[Stored records]

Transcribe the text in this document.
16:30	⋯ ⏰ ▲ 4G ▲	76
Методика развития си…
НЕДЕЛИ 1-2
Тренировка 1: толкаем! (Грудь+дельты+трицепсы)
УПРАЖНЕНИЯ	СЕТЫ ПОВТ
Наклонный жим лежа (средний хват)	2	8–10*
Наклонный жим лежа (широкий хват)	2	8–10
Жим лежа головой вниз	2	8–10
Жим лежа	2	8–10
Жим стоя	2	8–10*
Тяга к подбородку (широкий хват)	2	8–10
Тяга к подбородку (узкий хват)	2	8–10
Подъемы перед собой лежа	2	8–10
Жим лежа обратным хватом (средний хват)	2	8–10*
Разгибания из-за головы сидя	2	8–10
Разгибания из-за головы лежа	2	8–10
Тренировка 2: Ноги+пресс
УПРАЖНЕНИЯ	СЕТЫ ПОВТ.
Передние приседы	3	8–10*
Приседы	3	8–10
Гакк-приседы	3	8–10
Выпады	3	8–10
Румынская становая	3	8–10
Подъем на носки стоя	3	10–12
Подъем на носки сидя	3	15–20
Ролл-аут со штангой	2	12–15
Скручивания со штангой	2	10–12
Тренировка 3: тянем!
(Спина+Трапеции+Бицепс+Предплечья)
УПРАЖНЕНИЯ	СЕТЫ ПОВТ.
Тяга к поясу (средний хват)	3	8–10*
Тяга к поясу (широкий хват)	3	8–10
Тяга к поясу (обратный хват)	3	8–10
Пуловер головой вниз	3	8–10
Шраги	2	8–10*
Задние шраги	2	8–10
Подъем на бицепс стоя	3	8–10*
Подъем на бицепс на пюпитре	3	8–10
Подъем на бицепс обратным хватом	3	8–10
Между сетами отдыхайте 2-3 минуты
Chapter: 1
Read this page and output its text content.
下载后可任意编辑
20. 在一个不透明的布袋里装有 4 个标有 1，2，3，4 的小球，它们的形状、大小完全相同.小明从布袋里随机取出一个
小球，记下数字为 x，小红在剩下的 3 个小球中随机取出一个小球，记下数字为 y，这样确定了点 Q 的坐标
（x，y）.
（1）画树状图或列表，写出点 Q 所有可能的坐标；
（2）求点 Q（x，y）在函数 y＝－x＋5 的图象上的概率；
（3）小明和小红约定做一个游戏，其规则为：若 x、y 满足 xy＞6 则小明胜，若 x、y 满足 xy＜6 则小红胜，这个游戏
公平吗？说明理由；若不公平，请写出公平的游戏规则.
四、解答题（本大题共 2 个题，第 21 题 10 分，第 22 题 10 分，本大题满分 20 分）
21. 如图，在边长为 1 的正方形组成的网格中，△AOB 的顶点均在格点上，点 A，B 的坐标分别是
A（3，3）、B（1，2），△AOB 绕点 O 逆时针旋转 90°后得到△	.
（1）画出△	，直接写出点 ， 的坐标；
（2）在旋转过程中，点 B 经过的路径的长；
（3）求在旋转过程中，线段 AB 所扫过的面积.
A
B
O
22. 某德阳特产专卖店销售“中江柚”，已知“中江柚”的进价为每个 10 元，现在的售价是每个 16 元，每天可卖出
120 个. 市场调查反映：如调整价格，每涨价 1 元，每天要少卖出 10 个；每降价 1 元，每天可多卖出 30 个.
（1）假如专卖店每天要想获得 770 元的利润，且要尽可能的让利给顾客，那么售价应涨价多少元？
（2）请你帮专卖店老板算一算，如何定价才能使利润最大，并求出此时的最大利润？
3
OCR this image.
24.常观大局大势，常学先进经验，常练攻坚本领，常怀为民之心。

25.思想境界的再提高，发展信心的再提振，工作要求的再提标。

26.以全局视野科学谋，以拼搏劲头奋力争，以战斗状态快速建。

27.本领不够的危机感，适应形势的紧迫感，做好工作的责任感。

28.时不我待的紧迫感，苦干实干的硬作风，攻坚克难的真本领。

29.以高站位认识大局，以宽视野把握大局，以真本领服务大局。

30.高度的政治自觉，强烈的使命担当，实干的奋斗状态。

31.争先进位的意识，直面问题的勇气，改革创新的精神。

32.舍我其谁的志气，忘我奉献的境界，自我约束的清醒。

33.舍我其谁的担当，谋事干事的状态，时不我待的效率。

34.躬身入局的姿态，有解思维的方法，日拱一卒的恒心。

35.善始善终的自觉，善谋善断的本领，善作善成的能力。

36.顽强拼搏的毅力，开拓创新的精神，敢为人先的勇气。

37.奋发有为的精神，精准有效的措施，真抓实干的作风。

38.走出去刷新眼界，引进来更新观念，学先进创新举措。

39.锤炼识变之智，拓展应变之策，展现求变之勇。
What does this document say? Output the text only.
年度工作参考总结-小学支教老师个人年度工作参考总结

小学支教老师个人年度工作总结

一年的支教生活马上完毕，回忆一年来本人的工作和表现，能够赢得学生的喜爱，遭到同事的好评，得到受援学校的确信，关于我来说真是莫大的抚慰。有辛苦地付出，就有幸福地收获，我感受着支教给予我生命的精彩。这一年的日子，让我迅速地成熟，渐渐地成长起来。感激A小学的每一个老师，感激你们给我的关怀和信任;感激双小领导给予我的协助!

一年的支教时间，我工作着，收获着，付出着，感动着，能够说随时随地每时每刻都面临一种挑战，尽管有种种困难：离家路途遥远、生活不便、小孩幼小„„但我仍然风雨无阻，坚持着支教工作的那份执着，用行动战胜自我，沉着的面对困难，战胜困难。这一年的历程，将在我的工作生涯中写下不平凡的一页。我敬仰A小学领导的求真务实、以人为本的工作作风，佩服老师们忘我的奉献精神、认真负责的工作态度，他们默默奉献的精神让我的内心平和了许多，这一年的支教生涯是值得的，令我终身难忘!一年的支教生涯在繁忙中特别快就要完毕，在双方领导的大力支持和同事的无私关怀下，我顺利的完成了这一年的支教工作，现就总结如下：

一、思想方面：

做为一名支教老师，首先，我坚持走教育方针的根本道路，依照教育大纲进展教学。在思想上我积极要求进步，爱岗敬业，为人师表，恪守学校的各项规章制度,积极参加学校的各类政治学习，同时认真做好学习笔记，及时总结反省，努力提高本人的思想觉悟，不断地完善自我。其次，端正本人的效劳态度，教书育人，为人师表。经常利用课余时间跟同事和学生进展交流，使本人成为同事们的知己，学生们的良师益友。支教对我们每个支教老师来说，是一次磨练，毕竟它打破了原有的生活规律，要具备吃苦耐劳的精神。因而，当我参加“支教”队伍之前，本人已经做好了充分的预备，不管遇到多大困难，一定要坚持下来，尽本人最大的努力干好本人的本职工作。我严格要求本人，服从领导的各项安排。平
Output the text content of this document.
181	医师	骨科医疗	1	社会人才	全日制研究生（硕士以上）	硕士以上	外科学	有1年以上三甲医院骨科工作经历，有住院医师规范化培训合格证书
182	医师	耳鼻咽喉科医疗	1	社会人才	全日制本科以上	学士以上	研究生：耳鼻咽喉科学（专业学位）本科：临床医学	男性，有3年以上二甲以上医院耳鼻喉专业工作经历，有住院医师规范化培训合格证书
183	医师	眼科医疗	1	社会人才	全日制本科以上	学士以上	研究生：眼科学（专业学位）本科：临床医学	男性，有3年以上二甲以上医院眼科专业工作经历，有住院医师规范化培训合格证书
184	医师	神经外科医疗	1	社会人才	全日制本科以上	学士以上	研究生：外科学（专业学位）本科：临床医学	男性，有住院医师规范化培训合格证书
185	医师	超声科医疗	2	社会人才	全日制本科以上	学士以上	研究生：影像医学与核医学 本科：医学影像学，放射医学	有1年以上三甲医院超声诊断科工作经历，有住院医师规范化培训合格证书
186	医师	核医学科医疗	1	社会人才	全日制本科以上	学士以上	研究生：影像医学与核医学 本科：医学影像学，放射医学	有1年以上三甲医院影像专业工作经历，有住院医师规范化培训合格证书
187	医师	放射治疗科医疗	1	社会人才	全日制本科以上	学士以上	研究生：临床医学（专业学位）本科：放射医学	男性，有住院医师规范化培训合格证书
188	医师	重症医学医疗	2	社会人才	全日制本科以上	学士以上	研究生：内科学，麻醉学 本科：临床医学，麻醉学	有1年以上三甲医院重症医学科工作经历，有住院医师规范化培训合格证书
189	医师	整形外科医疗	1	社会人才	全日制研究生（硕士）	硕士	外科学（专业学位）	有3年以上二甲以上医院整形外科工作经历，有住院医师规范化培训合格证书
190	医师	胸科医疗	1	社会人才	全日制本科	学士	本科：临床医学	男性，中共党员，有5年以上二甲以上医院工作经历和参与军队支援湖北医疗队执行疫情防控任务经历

Request: From the data, pick out every line that includes "головой".

Full answer:
Жим лежа головой вниз	2	8–10
Пуловер головой вниз	3	8–10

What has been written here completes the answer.